AIM:
Give the lines of these records as a numbered list, skipping any blank lines and leaving the pictures out.

— start RECORDS FOR THE TASK —

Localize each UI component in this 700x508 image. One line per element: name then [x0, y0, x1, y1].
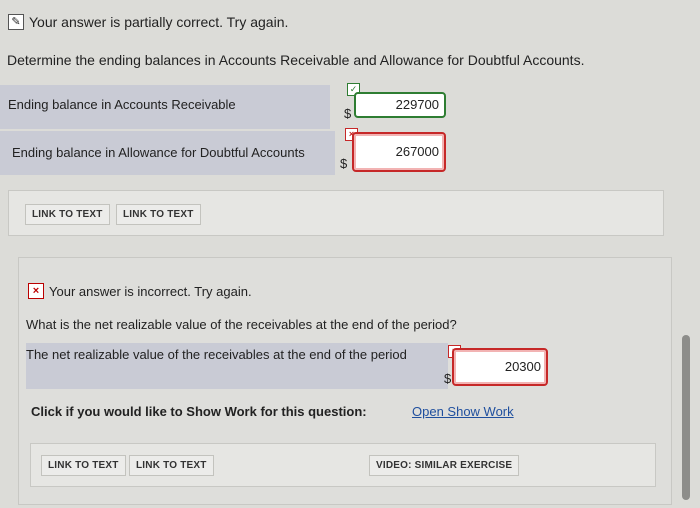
allowance-row: Ending balance in Allowance for Doubtful…: [0, 131, 335, 175]
nrv-answer-input[interactable]: 20300: [452, 348, 548, 386]
part1-link-to-text-2[interactable]: LINK TO TEXT: [116, 204, 201, 225]
allowance-answer-input[interactable]: 267000: [352, 132, 446, 172]
ar-row: Ending balance in Accounts Receivable: [0, 85, 330, 129]
ar-label: Ending balance in Accounts Receivable: [8, 97, 236, 112]
open-show-work-link[interactable]: Open Show Work: [412, 404, 514, 419]
vertical-scrollbar[interactable]: [682, 335, 690, 500]
allowance-label: Ending balance in Allowance for Doubtful…: [12, 145, 305, 160]
x-icon: ×: [28, 283, 44, 299]
part1-status-text: Your answer is partially correct. Try ag…: [29, 14, 289, 30]
part1-link-to-text-1[interactable]: LINK TO TEXT: [25, 204, 110, 225]
part1-status: ✎ Your answer is partially correct. Try …: [8, 14, 288, 30]
show-work-prompt: Click if you would like to Show Work for…: [31, 404, 367, 419]
part2-link-to-text-2[interactable]: LINK TO TEXT: [129, 455, 214, 476]
nrv-row: The net realizable value of the receivab…: [26, 343, 448, 389]
part2-question: What is the net realizable value of the …: [26, 317, 457, 332]
nrv-label: The net realizable value of the receivab…: [26, 347, 407, 362]
allowance-currency: $: [340, 156, 348, 171]
video-similar-exercise-button[interactable]: VIDEO: SIMILAR EXERCISE: [369, 455, 520, 476]
nrv-currency: $: [444, 371, 452, 386]
part2-status-text: Your answer is incorrect. Try again.: [49, 283, 252, 299]
part1-question: Determine the ending balances in Account…: [7, 52, 585, 68]
ar-currency: $: [344, 106, 352, 121]
part2-status: × Your answer is incorrect. Try again.: [28, 283, 252, 299]
part2-link-bar: LINK TO TEXT LINK TO TEXT VIDEO: SIMILAR…: [30, 443, 656, 487]
part1-link-bar: LINK TO TEXT LINK TO TEXT: [8, 190, 664, 236]
ar-answer-input[interactable]: 229700: [354, 92, 446, 118]
part2-link-to-text-1[interactable]: LINK TO TEXT: [41, 455, 126, 476]
pencil-icon: ✎: [8, 14, 24, 30]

— end RECORDS FOR THE TASK —

OUTPUT FOR THIS TASK:
1. Localize each UI component in this 700x508 image. One line per element: name then [x0, y0, x1, y1].
2. allowance-row: Ending balance in Allowance for Doubtful…: [0, 131, 335, 175]
3. nrv-answer-input[interactable]: 20300: [452, 348, 548, 386]
4. part1-link-to-text-2[interactable]: LINK TO TEXT: [116, 204, 201, 225]
5. allowance-answer-input[interactable]: 267000: [352, 132, 446, 172]
6. ar-row: Ending balance in Accounts Receivable: [0, 85, 330, 129]
7. ar-label: Ending balance in Accounts Receivable: [8, 97, 236, 112]
8. open-show-work-link[interactable]: Open Show Work: [412, 404, 514, 419]
9. vertical-scrollbar[interactable]: [682, 335, 690, 500]
10. allowance-label: Ending balance in Allowance for Doubtful…: [12, 145, 305, 160]
11. x-icon: ×: [28, 283, 44, 299]
12. part1-status-text: Your answer is partially correct. Try ag…: [29, 14, 289, 30]
13. part1-link-to-text-1[interactable]: LINK TO TEXT: [25, 204, 110, 225]
14. part1-status: ✎ Your answer is partially correct. Try …: [8, 14, 288, 30]
15. show-work-prompt: Click if you would like to Show Work for…: [31, 404, 367, 419]
16. part2-link-to-text-2[interactable]: LINK TO TEXT: [129, 455, 214, 476]
17. nrv-row: The net realizable value of the receivab…: [26, 343, 448, 389]
18. part2-question: What is the net realizable value of the …: [26, 317, 457, 332]
19. nrv-label: The net realizable value of the receivab…: [26, 347, 407, 362]
20. allowance-currency: $: [340, 156, 348, 171]
21. video-similar-exercise-button[interactable]: VIDEO: SIMILAR EXERCISE: [369, 455, 520, 476]
22. nrv-currency: $: [444, 371, 452, 386]
23. part2-status-text: Your answer is incorrect. Try again.: [49, 283, 252, 299]
24. part1-question: Determine the ending balances in Account…: [7, 52, 585, 68]
25. ar-currency: $: [344, 106, 352, 121]
26. part2-status: × Your answer is incorrect. Try again.: [28, 283, 252, 299]
27. part2-link-bar: LINK TO TEXT LINK TO TEXT VIDEO: SIMILAR…: [30, 443, 656, 487]
28. part1-link-bar: LINK TO TEXT LINK TO TEXT: [8, 190, 664, 236]
29. ar-answer-input[interactable]: 229700: [354, 92, 446, 118]
30. part2-link-to-text-1[interactable]: LINK TO TEXT: [41, 455, 126, 476]
31. pencil-icon: ✎: [8, 14, 24, 30]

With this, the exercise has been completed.